What to produce: Which lines below include the string "name"? Please show each one.
++++
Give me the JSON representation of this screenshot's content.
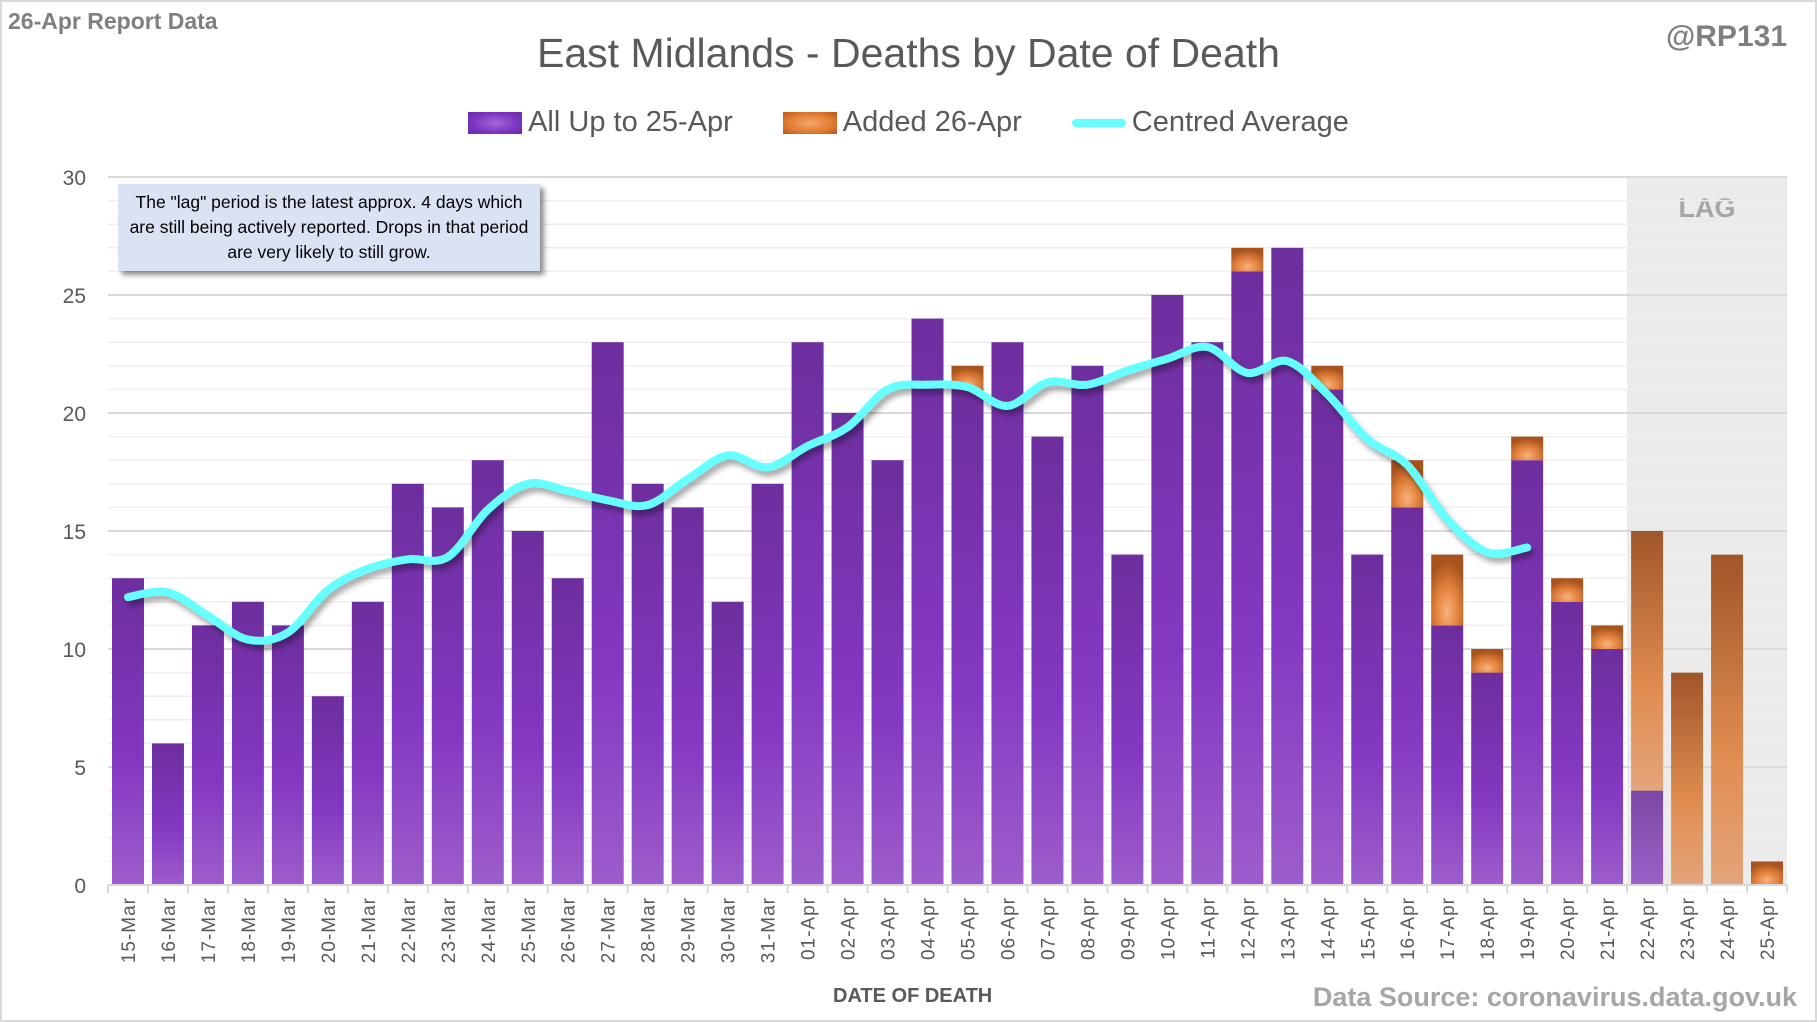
{
  "report_label": "26-Apr Report Data",
  "handle": "@RP131",
  "note": "The \"lag\" period is the latest approx. 4 days which are still being actively reported. Drops in that period are very likely to still grow.",
  "source": "Data Source: coronavirus.data.gov.uk",
  "colors": {
    "existing": "#7b35c0",
    "added": "#e07a30",
    "average": "#66ffff",
    "lag_region": "#ebebeb"
  },
  "chart_data": {
    "type": "bar",
    "stacked": true,
    "title": "East Midlands - Deaths by Date of Death",
    "xlabel": "DATE OF DEATH",
    "ylabel": "",
    "ylim": [
      0,
      30
    ],
    "yticks": [
      0,
      5,
      10,
      15,
      20,
      25,
      30
    ],
    "grid": true,
    "legend": "top-center",
    "lag_label": "LAG",
    "lag_categories": [
      "22-Apr",
      "23-Apr",
      "24-Apr",
      "25-Apr"
    ],
    "categories": [
      "15-Mar",
      "16-Mar",
      "17-Mar",
      "18-Mar",
      "19-Mar",
      "20-Mar",
      "21-Mar",
      "22-Mar",
      "23-Mar",
      "24-Mar",
      "25-Mar",
      "26-Mar",
      "27-Mar",
      "28-Mar",
      "29-Mar",
      "30-Mar",
      "31-Mar",
      "01-Apr",
      "02-Apr",
      "03-Apr",
      "04-Apr",
      "05-Apr",
      "06-Apr",
      "07-Apr",
      "08-Apr",
      "09-Apr",
      "10-Apr",
      "11-Apr",
      "12-Apr",
      "13-Apr",
      "14-Apr",
      "15-Apr",
      "16-Apr",
      "17-Apr",
      "18-Apr",
      "19-Apr",
      "20-Apr",
      "21-Apr",
      "22-Apr",
      "23-Apr",
      "24-Apr",
      "25-Apr"
    ],
    "series": [
      {
        "name": "All Up to 25-Apr",
        "kind": "bar",
        "values": [
          13,
          6,
          11,
          12,
          11,
          8,
          12,
          17,
          16,
          18,
          15,
          13,
          23,
          17,
          16,
          12,
          17,
          23,
          20,
          18,
          24,
          21,
          23,
          19,
          22,
          14,
          25,
          23,
          26,
          27,
          21,
          14,
          16,
          11,
          9,
          18,
          12,
          10,
          4,
          0,
          0,
          0
        ]
      },
      {
        "name": "Added 26-Apr",
        "kind": "bar",
        "values": [
          0,
          0,
          0,
          0,
          0,
          0,
          0,
          0,
          0,
          0,
          0,
          0,
          0,
          0,
          0,
          0,
          0,
          0,
          0,
          0,
          0,
          1,
          0,
          0,
          0,
          0,
          0,
          0,
          1,
          0,
          1,
          0,
          2,
          3,
          1,
          1,
          1,
          1,
          11,
          9,
          14,
          1
        ]
      },
      {
        "name": "Centred Average",
        "kind": "line",
        "values": [
          12.2,
          12.4,
          11.4,
          10.4,
          10.7,
          12.5,
          13.4,
          13.8,
          13.9,
          15.9,
          17.0,
          16.7,
          16.3,
          16.1,
          17.2,
          18.2,
          17.7,
          18.6,
          19.4,
          21.0,
          21.2,
          21.1,
          20.3,
          21.3,
          21.2,
          21.8,
          22.3,
          22.8,
          21.7,
          22.2,
          20.8,
          18.9,
          17.8,
          15.5,
          14.1,
          14.3,
          null,
          null,
          null,
          null,
          null,
          null
        ]
      }
    ]
  }
}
++++
Response area:
        "name": "All Up to 25-Apr",
        "name": "Added 26-Apr",
        "name": "Centred Average",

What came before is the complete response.